To do ▸ Extract every line from the records below that contains the word "content".

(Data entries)
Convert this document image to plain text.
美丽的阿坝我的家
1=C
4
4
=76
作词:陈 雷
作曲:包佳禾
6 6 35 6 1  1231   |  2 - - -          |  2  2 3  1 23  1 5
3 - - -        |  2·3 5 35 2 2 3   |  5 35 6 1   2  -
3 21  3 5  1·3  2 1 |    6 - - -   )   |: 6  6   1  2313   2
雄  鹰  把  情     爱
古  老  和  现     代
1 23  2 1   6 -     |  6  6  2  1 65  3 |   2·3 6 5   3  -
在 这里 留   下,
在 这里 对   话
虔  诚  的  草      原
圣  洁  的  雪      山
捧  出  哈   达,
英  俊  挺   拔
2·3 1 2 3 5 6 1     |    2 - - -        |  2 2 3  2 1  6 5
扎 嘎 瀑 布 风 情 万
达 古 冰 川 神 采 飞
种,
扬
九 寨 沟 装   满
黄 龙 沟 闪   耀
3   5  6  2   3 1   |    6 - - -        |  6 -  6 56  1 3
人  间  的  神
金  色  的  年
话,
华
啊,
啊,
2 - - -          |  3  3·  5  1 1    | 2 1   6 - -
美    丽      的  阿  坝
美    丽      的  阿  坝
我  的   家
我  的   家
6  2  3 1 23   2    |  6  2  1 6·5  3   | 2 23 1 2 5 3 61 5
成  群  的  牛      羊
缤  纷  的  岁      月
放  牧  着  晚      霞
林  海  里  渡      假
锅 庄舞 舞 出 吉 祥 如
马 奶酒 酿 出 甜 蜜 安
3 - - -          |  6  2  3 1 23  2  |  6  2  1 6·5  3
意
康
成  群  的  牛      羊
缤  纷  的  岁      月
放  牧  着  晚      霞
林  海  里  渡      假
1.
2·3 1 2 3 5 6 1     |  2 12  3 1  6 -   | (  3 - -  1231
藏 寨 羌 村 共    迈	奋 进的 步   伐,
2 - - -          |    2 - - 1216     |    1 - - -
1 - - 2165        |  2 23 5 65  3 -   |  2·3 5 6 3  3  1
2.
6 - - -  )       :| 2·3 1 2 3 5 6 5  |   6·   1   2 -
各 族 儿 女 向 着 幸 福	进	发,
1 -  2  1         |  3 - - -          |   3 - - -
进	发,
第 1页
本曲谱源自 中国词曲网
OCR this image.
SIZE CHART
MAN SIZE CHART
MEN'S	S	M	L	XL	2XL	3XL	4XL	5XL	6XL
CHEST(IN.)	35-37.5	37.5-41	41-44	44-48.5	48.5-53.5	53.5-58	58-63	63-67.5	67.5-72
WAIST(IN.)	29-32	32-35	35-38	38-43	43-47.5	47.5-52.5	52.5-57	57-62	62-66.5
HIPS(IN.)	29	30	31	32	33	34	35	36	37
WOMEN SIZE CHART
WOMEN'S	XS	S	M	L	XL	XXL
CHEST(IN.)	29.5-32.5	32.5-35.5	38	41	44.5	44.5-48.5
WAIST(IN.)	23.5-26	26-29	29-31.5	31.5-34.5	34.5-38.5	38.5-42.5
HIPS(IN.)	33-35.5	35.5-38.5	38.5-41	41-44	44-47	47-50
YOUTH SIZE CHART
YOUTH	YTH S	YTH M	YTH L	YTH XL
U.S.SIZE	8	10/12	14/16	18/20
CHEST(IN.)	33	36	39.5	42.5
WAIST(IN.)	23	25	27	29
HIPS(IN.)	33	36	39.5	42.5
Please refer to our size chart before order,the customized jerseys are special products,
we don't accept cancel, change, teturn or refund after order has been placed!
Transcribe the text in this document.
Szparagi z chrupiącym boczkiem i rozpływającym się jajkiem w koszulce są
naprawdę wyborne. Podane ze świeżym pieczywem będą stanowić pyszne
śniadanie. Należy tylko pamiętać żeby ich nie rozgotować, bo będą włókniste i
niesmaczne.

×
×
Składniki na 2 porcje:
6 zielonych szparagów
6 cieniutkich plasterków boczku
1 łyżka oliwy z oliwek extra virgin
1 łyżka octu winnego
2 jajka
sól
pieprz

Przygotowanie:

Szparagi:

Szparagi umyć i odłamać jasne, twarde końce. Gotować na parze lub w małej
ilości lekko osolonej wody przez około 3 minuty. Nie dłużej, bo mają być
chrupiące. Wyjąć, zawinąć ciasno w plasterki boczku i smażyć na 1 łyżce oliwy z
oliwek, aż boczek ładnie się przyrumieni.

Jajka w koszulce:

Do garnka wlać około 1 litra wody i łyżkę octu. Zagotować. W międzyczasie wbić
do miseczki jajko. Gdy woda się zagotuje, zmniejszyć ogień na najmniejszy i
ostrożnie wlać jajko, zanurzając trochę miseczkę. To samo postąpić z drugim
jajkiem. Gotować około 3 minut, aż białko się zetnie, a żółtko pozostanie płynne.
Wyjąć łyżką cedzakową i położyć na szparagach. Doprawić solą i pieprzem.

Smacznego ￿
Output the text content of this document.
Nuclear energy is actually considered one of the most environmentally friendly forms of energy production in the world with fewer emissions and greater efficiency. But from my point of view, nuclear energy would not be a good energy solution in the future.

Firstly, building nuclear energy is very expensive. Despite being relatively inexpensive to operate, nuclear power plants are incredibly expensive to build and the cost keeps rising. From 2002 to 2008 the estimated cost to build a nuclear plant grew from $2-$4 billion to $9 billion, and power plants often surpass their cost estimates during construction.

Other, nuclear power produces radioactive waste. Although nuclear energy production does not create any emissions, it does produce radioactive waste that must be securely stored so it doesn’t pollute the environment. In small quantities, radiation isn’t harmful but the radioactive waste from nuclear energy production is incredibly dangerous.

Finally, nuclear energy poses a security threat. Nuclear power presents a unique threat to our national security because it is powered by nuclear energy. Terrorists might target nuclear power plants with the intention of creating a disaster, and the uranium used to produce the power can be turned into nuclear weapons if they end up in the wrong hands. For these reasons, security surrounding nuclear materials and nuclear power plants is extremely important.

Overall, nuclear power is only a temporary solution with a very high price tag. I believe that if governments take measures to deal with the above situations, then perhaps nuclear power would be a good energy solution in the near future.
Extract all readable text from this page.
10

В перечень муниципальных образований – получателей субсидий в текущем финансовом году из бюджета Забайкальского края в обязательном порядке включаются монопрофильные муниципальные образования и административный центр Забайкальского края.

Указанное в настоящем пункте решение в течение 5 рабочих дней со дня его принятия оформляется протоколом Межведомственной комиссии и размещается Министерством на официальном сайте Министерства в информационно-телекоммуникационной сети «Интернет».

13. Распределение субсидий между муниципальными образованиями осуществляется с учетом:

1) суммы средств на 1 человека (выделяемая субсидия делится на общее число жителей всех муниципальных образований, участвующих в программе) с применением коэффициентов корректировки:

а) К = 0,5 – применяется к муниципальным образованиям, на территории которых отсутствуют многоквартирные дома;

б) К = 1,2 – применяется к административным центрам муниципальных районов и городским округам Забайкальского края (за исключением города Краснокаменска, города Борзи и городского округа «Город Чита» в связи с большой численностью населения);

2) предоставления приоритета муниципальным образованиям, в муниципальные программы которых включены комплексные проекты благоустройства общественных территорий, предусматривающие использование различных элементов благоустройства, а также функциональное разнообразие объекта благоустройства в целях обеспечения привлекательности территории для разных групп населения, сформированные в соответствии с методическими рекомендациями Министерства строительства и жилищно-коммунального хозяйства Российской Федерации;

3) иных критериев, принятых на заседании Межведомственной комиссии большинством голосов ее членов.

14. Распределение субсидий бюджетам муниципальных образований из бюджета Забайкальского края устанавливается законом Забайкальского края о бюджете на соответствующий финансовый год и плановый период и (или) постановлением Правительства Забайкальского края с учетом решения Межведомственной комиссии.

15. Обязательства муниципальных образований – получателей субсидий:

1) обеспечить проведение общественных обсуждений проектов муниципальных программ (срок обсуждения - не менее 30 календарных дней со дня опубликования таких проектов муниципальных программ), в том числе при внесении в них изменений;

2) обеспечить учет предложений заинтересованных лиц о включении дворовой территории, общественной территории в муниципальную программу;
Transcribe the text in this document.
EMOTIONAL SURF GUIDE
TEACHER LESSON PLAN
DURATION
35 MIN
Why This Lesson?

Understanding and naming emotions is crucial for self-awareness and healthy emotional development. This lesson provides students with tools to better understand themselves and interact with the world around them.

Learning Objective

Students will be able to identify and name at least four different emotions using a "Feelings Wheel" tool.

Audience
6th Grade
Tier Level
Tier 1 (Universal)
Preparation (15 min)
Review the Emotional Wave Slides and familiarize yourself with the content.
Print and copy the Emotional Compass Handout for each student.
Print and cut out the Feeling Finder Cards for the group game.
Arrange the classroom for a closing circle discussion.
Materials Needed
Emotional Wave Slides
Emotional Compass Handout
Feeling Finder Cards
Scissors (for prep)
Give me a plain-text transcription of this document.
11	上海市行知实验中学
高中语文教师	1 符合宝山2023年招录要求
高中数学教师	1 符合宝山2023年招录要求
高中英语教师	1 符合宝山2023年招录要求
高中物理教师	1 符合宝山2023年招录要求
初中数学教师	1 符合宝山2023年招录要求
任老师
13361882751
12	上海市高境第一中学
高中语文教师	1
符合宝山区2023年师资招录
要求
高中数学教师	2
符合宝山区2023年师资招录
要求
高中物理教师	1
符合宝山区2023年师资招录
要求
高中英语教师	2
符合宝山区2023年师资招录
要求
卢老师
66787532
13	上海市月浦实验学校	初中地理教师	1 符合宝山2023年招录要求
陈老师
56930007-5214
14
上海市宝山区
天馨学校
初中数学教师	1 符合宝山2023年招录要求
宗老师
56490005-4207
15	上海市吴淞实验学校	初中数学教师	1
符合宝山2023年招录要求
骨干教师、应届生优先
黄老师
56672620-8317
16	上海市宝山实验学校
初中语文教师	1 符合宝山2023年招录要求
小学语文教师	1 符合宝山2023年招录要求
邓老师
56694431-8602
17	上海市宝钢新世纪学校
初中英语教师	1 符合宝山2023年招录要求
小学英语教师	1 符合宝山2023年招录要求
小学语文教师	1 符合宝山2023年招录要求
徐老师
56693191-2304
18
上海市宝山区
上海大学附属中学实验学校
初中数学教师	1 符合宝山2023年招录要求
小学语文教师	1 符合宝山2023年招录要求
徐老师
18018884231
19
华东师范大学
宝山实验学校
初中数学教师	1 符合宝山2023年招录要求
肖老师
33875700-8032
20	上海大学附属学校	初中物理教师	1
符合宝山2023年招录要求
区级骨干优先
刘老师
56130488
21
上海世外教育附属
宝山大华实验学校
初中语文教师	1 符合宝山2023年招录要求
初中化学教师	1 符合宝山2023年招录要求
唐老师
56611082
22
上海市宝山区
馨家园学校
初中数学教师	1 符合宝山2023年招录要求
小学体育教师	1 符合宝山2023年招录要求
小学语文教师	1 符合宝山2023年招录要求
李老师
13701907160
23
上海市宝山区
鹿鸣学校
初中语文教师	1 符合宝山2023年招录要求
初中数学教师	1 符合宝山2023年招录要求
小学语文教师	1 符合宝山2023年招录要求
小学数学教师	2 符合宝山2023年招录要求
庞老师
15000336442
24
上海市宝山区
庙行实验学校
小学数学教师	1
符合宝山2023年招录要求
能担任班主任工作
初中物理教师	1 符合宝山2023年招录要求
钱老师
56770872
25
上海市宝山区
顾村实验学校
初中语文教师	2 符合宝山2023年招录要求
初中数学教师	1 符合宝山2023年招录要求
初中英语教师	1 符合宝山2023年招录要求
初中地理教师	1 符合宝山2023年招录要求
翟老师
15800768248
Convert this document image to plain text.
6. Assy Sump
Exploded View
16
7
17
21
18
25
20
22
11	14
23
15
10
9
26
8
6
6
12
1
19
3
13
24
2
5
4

Result of this exercise ▸
Output the text content of this document.
Review the Emotional Wave Slides and familiarize yourself with the content.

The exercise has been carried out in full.